[Collected data]

__________________________________________________

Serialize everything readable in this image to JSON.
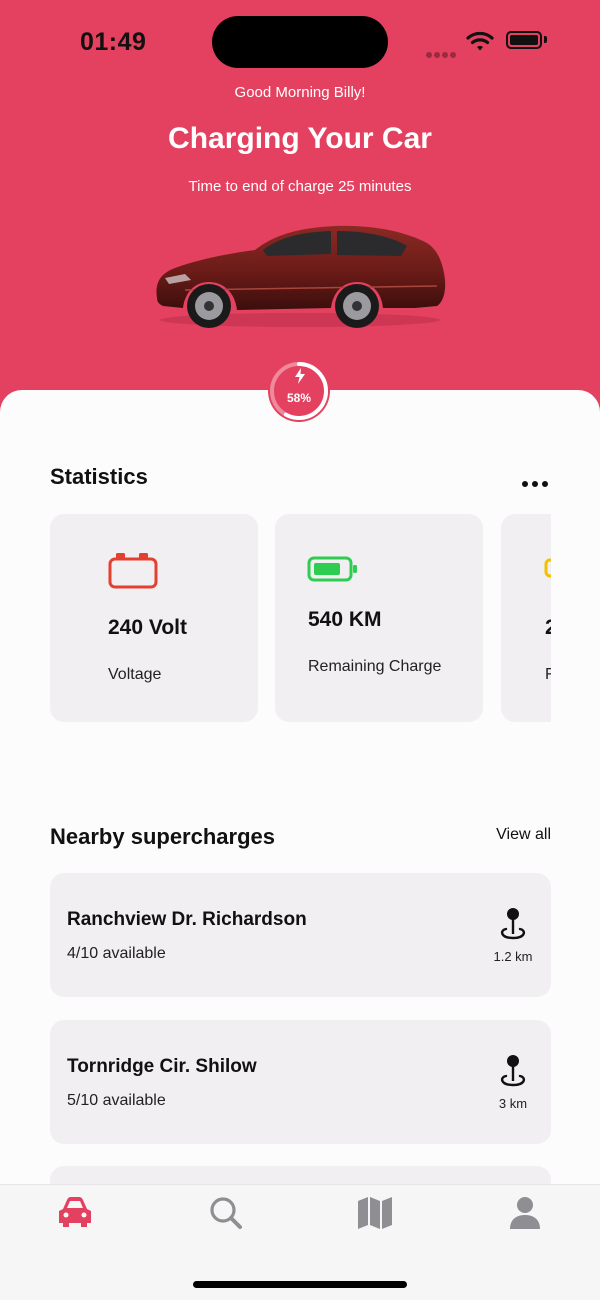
{
  "status_bar": {
    "time": "01:49"
  },
  "header": {
    "greeting": "Good Morning Billy!",
    "title": "Charging Your Car",
    "subtitle": "Time to end of charge 25 minutes",
    "charge_percent_label": "58%",
    "charge_progress": 0.58
  },
  "statistics": {
    "title": "Statistics",
    "cards": [
      {
        "icon": "battery-outline-icon",
        "value": "240 Volt",
        "label": "Voltage",
        "color": "#e4402f"
      },
      {
        "icon": "battery-charged-icon",
        "value": "540 KM",
        "label": "Remaining Charge",
        "color": "#2ecc50"
      },
      {
        "icon": "battery-icon",
        "value": "2",
        "label": "F",
        "color": "#f2c200"
      }
    ]
  },
  "nearby": {
    "title": "Nearby supercharges",
    "view_all": "View all",
    "stations": [
      {
        "name": "Ranchview Dr. Richardson",
        "availability": "4/10 available",
        "distance": "1.2 km"
      },
      {
        "name": "Tornridge Cir. Shilow",
        "availability": "5/10 available",
        "distance": "3 km"
      }
    ]
  },
  "tab_bar": {
    "tabs": [
      {
        "icon": "car-icon",
        "active": true
      },
      {
        "icon": "search-icon",
        "active": false
      },
      {
        "icon": "map-icon",
        "active": false
      },
      {
        "icon": "profile-icon",
        "active": false
      }
    ]
  },
  "colors": {
    "accent": "#e4405f",
    "card": "#f1eff1",
    "inactive_icon": "#8e8e93"
  }
}
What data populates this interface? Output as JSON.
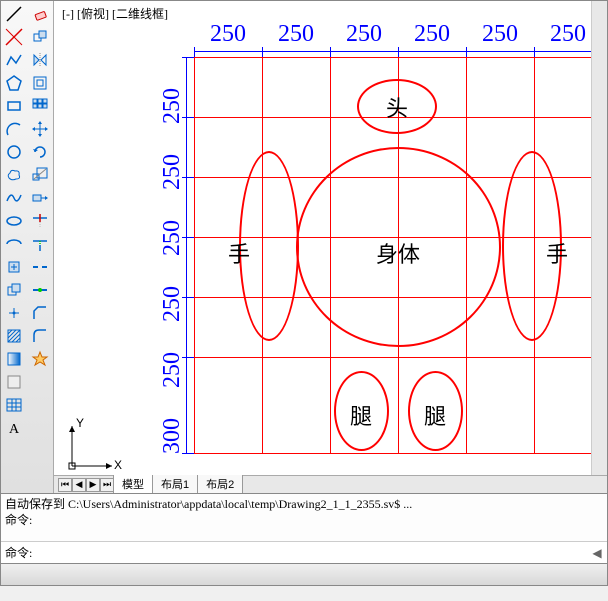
{
  "view_label": "[-] [俯视] [二维线框]",
  "dims_top": [
    "250",
    "250",
    "250",
    "250",
    "250",
    "250"
  ],
  "dims_left": [
    "250",
    "250",
    "250",
    "250",
    "250",
    "300"
  ],
  "labels": {
    "head": "头",
    "body": "身体",
    "hand": "手",
    "leg": "腿"
  },
  "tabs": {
    "model": "模型",
    "layout1": "布局1",
    "layout2": "布局2"
  },
  "cmd": {
    "line1": "自动保存到 C:\\Users\\Administrator\\appdata\\local\\temp\\Drawing2_1_1_2355.sv$ ...",
    "line2": "命令:",
    "prompt": "命令:"
  },
  "ucs": {
    "x": "X",
    "y": "Y"
  },
  "tool_icons": {
    "line": "line-icon",
    "pline": "polyline-icon",
    "circle": "circle-icon",
    "arc": "arc-icon",
    "rect": "rectangle-icon",
    "ellipse": "ellipse-icon",
    "hatch": "hatch-icon",
    "point": "point-icon",
    "text": "text-icon",
    "table": "table-icon",
    "region": "region-icon",
    "spline": "spline-icon",
    "ray": "ray-icon",
    "xline": "xline-icon",
    "move": "move-icon",
    "copy": "copy-icon",
    "rotate": "rotate-icon",
    "mirror": "mirror-icon",
    "scale": "scale-icon",
    "stretch": "stretch-icon",
    "trim": "trim-icon",
    "extend": "extend-icon",
    "fillet": "fillet-icon",
    "explode": "explode-icon",
    "offset": "offset-icon",
    "array": "array-icon",
    "erase": "erase-icon",
    "join": "join-icon"
  }
}
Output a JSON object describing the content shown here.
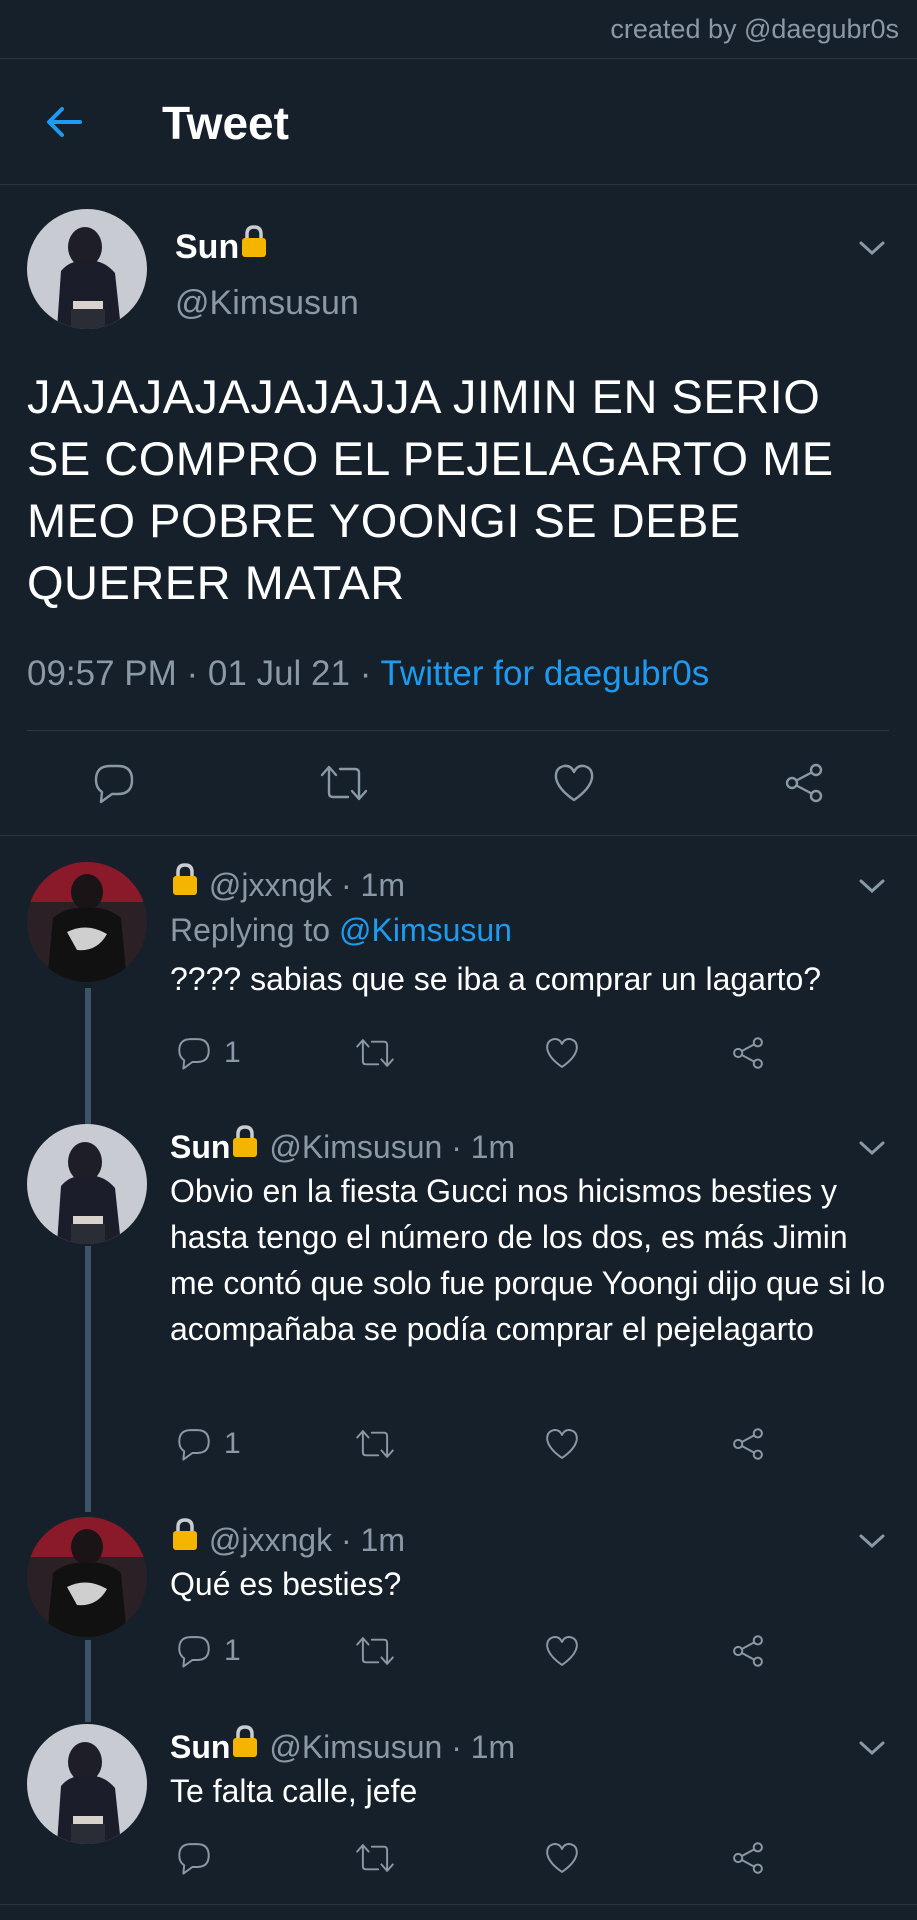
{
  "credit": "created by @daegubr0s",
  "header": {
    "title": "Tweet"
  },
  "main_tweet": {
    "name": "Sun",
    "handle": "@Kimsusun",
    "text": "JAJAJAJAJAJAJJA JIMIN EN SERIO SE COMPRO EL PEJELAGARTO ME MEO POBRE YOONGI SE DEBE QUERER MATAR",
    "time": "09:57 PM",
    "date": "01 Jul 21",
    "source": "Twitter for daegubr0s"
  },
  "replies": [
    {
      "name": "",
      "handle": "@jxxngk",
      "age": "1m",
      "replying_label": "Replying to",
      "replying_to": "@Kimsusun",
      "text": "???? sabias que se iba a comprar un lagarto?",
      "reply_count": "1"
    },
    {
      "name": "Sun",
      "handle": "@Kimsusun",
      "age": "1m",
      "text": "Obvio en la fiesta Gucci nos hicismos besties y hasta tengo el número de los dos, es más Jimin me contó que solo fue porque Yoongi dijo que si lo acompañaba se podía comprar el pejelagarto",
      "reply_count": "1"
    },
    {
      "name": "",
      "handle": "@jxxngk",
      "age": "1m",
      "text": "Qué es besties?",
      "reply_count": "1"
    },
    {
      "name": "Sun",
      "handle": "@Kimsusun",
      "age": "1m",
      "text": "Te falta calle, jefe",
      "reply_count": ""
    }
  ],
  "icons": {
    "back": "arrow-left-icon",
    "lock": "lock-icon",
    "more": "chevron-down-icon",
    "reply": "reply-icon",
    "retweet": "retweet-icon",
    "like": "heart-icon",
    "share": "share-icon"
  },
  "colors": {
    "background": "#15202b",
    "accent": "#1d9bf0",
    "secondary_text": "#8b98a5",
    "lock": "#f5b400"
  }
}
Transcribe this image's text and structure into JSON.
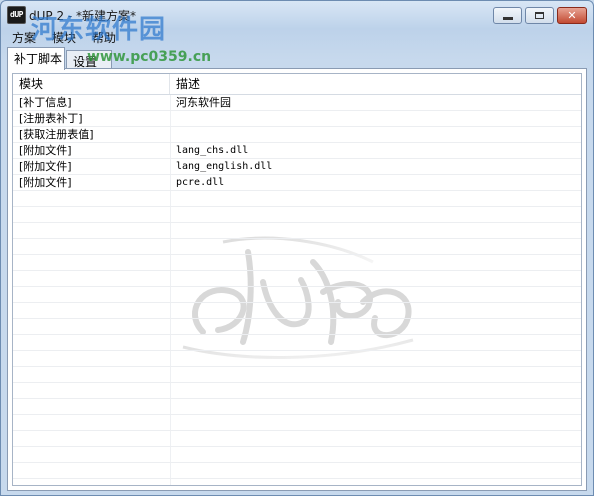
{
  "window": {
    "app_icon_text": "dUP",
    "title": "dUP 2 - *新建方案*"
  },
  "watermark": {
    "site_name": "河东软件园",
    "url": "www.pc0359.cn"
  },
  "menu": [
    "方案",
    "模块",
    "帮助"
  ],
  "tabs": [
    "补丁脚本",
    "设置"
  ],
  "columns": [
    "模块",
    "描述"
  ],
  "rows": [
    {
      "module": "[补丁信息]",
      "desc": "河东软件园"
    },
    {
      "module": "[注册表补丁]",
      "desc": ""
    },
    {
      "module": "[获取注册表值]",
      "desc": ""
    },
    {
      "module": "[附加文件]",
      "desc": "lang_chs.dll"
    },
    {
      "module": "[附加文件]",
      "desc": "lang_english.dll"
    },
    {
      "module": "[附加文件]",
      "desc": "pcre.dll"
    }
  ],
  "empty_row_count": 18,
  "colors": {
    "title_bg": "#bdd2ea",
    "close_button": "#c24a32",
    "watermark_blue": "#2e78cd",
    "watermark_green": "#30963c"
  },
  "icons": [
    "app-icon",
    "minimize-icon",
    "maximize-icon",
    "close-icon",
    "dup-logo"
  ]
}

__________________________________________________

(Problem requirements) Pictures stay out of the copy; please restate every record above exactly.

(Response)
Serialize everything readable in this image to JSON.
{
  "status_bar": {
    "time": "01:49"
  },
  "header": {
    "greeting": "Good Morning Billy!",
    "title": "Charging Your Car",
    "subtitle": "Time to end of charge 25 minutes",
    "charge_percent_label": "58%",
    "charge_progress": 0.58
  },
  "statistics": {
    "title": "Statistics",
    "cards": [
      {
        "icon": "battery-outline-icon",
        "value": "240 Volt",
        "label": "Voltage",
        "color": "#e4402f"
      },
      {
        "icon": "battery-charged-icon",
        "value": "540 KM",
        "label": "Remaining Charge",
        "color": "#2ecc50"
      },
      {
        "icon": "battery-icon",
        "value": "2",
        "label": "F",
        "color": "#f2c200"
      }
    ]
  },
  "nearby": {
    "title": "Nearby supercharges",
    "view_all": "View all",
    "stations": [
      {
        "name": "Ranchview Dr. Richardson",
        "availability": "4/10 available",
        "distance": "1.2 km"
      },
      {
        "name": "Tornridge Cir. Shilow",
        "availability": "5/10 available",
        "distance": "3 km"
      }
    ]
  },
  "tab_bar": {
    "tabs": [
      {
        "icon": "car-icon",
        "active": true
      },
      {
        "icon": "search-icon",
        "active": false
      },
      {
        "icon": "map-icon",
        "active": false
      },
      {
        "icon": "profile-icon",
        "active": false
      }
    ]
  },
  "colors": {
    "accent": "#e4405f",
    "card": "#f1eff1",
    "inactive_icon": "#8e8e93"
  }
}
What data populates this interface? Output as JSON.
{
  "view_label": "[-] [俯视] [二维线框]",
  "dims_top": [
    "250",
    "250",
    "250",
    "250",
    "250",
    "250"
  ],
  "dims_left": [
    "250",
    "250",
    "250",
    "250",
    "250",
    "300"
  ],
  "labels": {
    "head": "头",
    "body": "身体",
    "hand": "手",
    "leg": "腿"
  },
  "tabs": {
    "model": "模型",
    "layout1": "布局1",
    "layout2": "布局2"
  },
  "cmd": {
    "line1": "自动保存到 C:\\Users\\Administrator\\appdata\\local\\temp\\Drawing2_1_1_2355.sv$ ...",
    "line2": "命令:",
    "prompt": "命令:"
  },
  "ucs": {
    "x": "X",
    "y": "Y"
  },
  "tool_icons": {
    "line": "line-icon",
    "pline": "polyline-icon",
    "circle": "circle-icon",
    "arc": "arc-icon",
    "rect": "rectangle-icon",
    "ellipse": "ellipse-icon",
    "hatch": "hatch-icon",
    "point": "point-icon",
    "text": "text-icon",
    "table": "table-icon",
    "region": "region-icon",
    "spline": "spline-icon",
    "ray": "ray-icon",
    "xline": "xline-icon",
    "move": "move-icon",
    "copy": "copy-icon",
    "rotate": "rotate-icon",
    "mirror": "mirror-icon",
    "scale": "scale-icon",
    "stretch": "stretch-icon",
    "trim": "trim-icon",
    "extend": "extend-icon",
    "fillet": "fillet-icon",
    "explode": "explode-icon",
    "offset": "offset-icon",
    "array": "array-icon",
    "erase": "erase-icon",
    "join": "join-icon"
  }
}
Output a JSON object describing the content shown here.
{
  "credit": "created by @daegubr0s",
  "header": {
    "title": "Tweet"
  },
  "main_tweet": {
    "name": "Sun",
    "handle": "@Kimsusun",
    "text": "JAJAJAJAJAJAJJA JIMIN EN SERIO SE COMPRO EL PEJELAGARTO ME MEO POBRE YOONGI SE DEBE QUERER MATAR",
    "time": "09:57 PM",
    "date": "01 Jul 21",
    "source": "Twitter for daegubr0s"
  },
  "replies": [
    {
      "name": "",
      "handle": "@jxxngk",
      "age": "1m",
      "replying_label": "Replying to",
      "replying_to": "@Kimsusun",
      "text": "???? sabias que se iba a comprar un lagarto?",
      "reply_count": "1"
    },
    {
      "name": "Sun",
      "handle": "@Kimsusun",
      "age": "1m",
      "text": "Obvio en la fiesta Gucci nos hicismos besties y hasta tengo el número de los dos, es más Jimin me contó que solo fue porque Yoongi dijo que si lo acompañaba se podía comprar el pejelagarto",
      "reply_count": "1"
    },
    {
      "name": "",
      "handle": "@jxxngk",
      "age": "1m",
      "text": "Qué es besties?",
      "reply_count": "1"
    },
    {
      "name": "Sun",
      "handle": "@Kimsusun",
      "age": "1m",
      "text": "Te falta calle, jefe",
      "reply_count": ""
    }
  ],
  "icons": {
    "back": "arrow-left-icon",
    "lock": "lock-icon",
    "more": "chevron-down-icon",
    "reply": "reply-icon",
    "retweet": "retweet-icon",
    "like": "heart-icon",
    "share": "share-icon"
  },
  "colors": {
    "background": "#15202b",
    "accent": "#1d9bf0",
    "secondary_text": "#8b98a5",
    "lock": "#f5b400"
  }
}
Transcribe this image's text and structure into JSON.
{
  "window": {
    "app_icon_text": "dUP",
    "title": "dUP 2 - *新建方案*"
  },
  "watermark": {
    "site_name": "河东软件园",
    "url": "www.pc0359.cn"
  },
  "menu": [
    "方案",
    "模块",
    "帮助"
  ],
  "tabs": [
    "补丁脚本",
    "设置"
  ],
  "columns": [
    "模块",
    "描述"
  ],
  "rows": [
    {
      "module": "[补丁信息]",
      "desc": "河东软件园"
    },
    {
      "module": "[注册表补丁]",
      "desc": ""
    },
    {
      "module": "[获取注册表值]",
      "desc": ""
    },
    {
      "module": "[附加文件]",
      "desc": "lang_chs.dll"
    },
    {
      "module": "[附加文件]",
      "desc": "lang_english.dll"
    },
    {
      "module": "[附加文件]",
      "desc": "pcre.dll"
    }
  ],
  "empty_row_count": 18,
  "colors": {
    "title_bg": "#bdd2ea",
    "close_button": "#c24a32",
    "watermark_blue": "#2e78cd",
    "watermark_green": "#30963c"
  },
  "icons": [
    "app-icon",
    "minimize-icon",
    "maximize-icon",
    "close-icon",
    "dup-logo"
  ]
}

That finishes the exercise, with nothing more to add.